[Saved entries]
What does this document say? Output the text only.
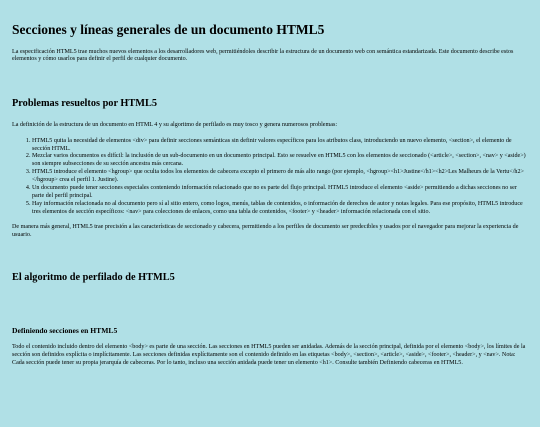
Secciones y líneas generales de un documento HTML5

La especificación HTML5 trae muchos nuevos elementos a los desarrolladores web, permitiéndoles describir la estructura de un documento web con semántica estandarizada. Este documento describe estos elementos y cómo usarlos para definir el perfil de cualquier documento.

Problemas resueltos por HTML5

La definición de la estructura de un documento en HTML 4 y su algoritmo de perfilado es muy tosco y genera numerosos problemas:

1. HTML5 quita la necesidad de elementos <div> para definir secciones semánticas sin definir valores específicos para los atributos class, introduciendo un nuevo elemento, <section>, el elemento de sección HTML.
2. Mezclar varios documentos es difícil: la inclusión de un sub-documento en un documento principal. Esto se resuelve en HTML5 con los elementos de seccionado (<article>, <section>, <nav> y <aside>) son siempre subsecciones de su sección ancestra más cercana.
3. HTML5 introduce el elemento <hgroup> que oculta todos los elementos de cabecera excepto el primero de más alto rango (por ejemplo, <hgroup><h1>Justine</h1><h2>Les Malheurs de la Vertu</h2></hgroup> crea el perfil 1. Justine).
4. Un documento puede tener secciones especiales conteniendo información relacionado que no es parte del flujo principal. HTML5 introduce el elemento <aside> permitiendo a dichas secciones no ser parte del perfil principal.
5. Hay información relacionada no al documento pero sí al sitio entero, como logos, menús, tablas de contenidos, o información de derechos de autor y notas legales. Para ese propósito, HTML5 introduce tres elementos de sección específicos: <nav> para colecciones de enlaces, como una tabla de contenidos, <footer> y <header> información relacionada con el sitio.

De manera más general, HTML5 trae precisión a las características de seccionado y cabecera, permitiendo a los perfiles de documento ser predecibles y usados por el navegador para mejorar la experiencia de usuario.

El algoritmo de perfilado de HTML5
Definiendo secciones en HTML5

Todo el contenido incluido dentro del elemento <body> es parte de una sección. Las secciones en HTML5 pueden ser anidadas. Además de la sección principal, definida por el elemento <body>, los límites de la sección son definidos explícita o implícitamente. Las secciones definidas explícitamente son el contenido definido en las etiquetas <body>, <section>, <article>, <aside>, <footer>, <header>, y <nav>. Nota: Cada sección puede tener su propia jerarquía de cabeceras. Por lo tanto, incluso una sección anidada puede tener un elemento <h1>. Consulte también Definiendo cabeceras en HTML5.
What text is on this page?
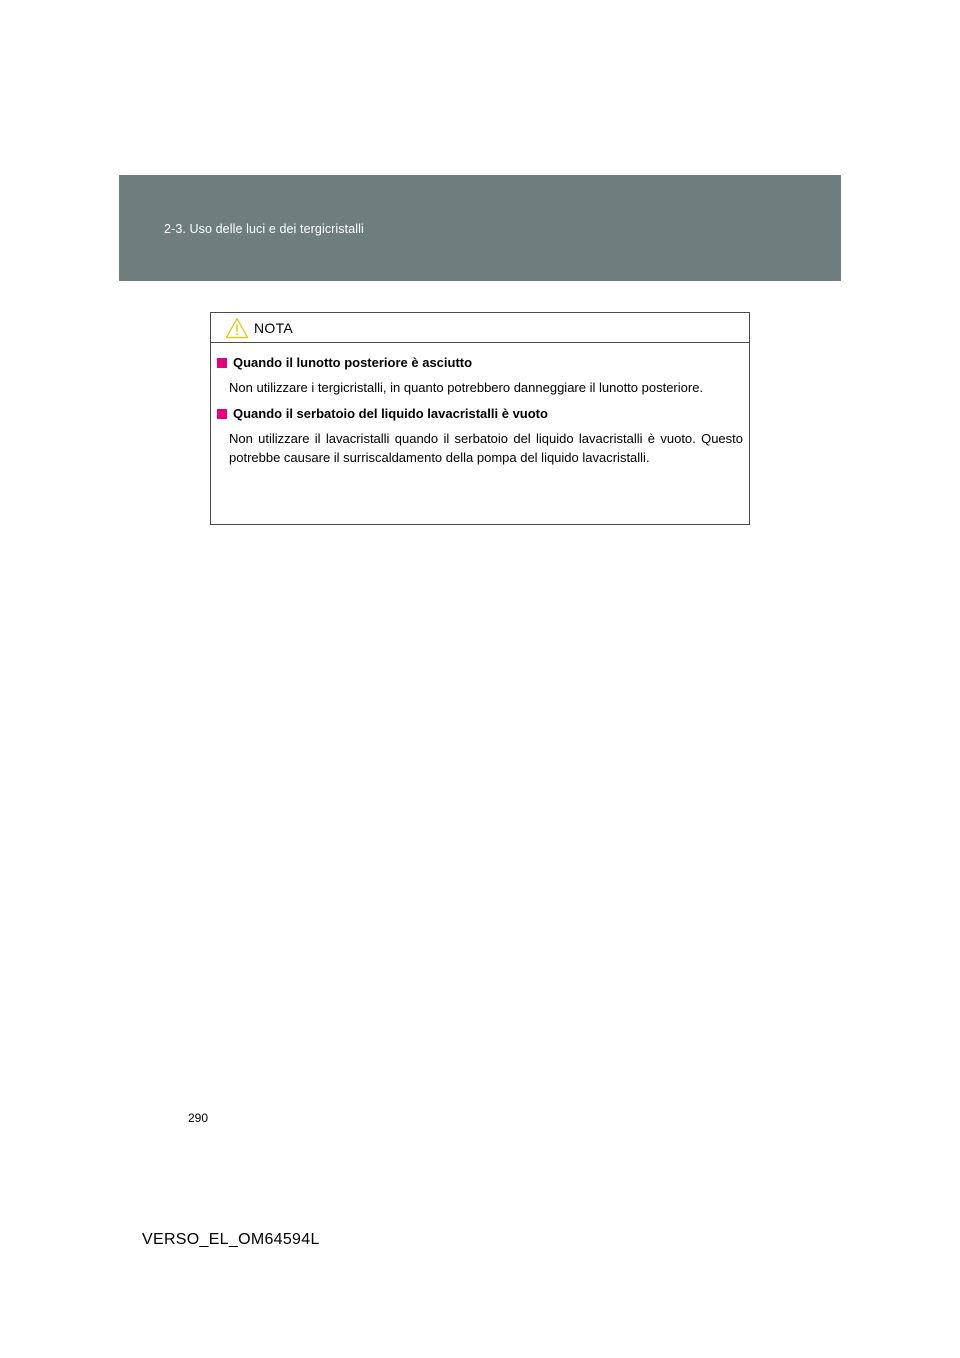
2-3. Uso delle luci e dei tergicristalli
NOTA
Quando il lunotto posteriore è asciutto
Non utilizzare i tergicristalli, in quanto potrebbero danneggiare il lunotto posteriore.
Quando il serbatoio del liquido lavacristalli è vuoto
Non utilizzare il lavacristalli quando il serbatoio del liquido lavacristalli è vuoto. Questo potrebbe causare il surriscaldamento della pompa del liquido lavacristalli.
290
VERSO_EL_OM64594L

• _YOUR GOAL_
Copy every line that contains the string "this".

• _REPLY_
What does this document say? Output the text only.
What text is on this page?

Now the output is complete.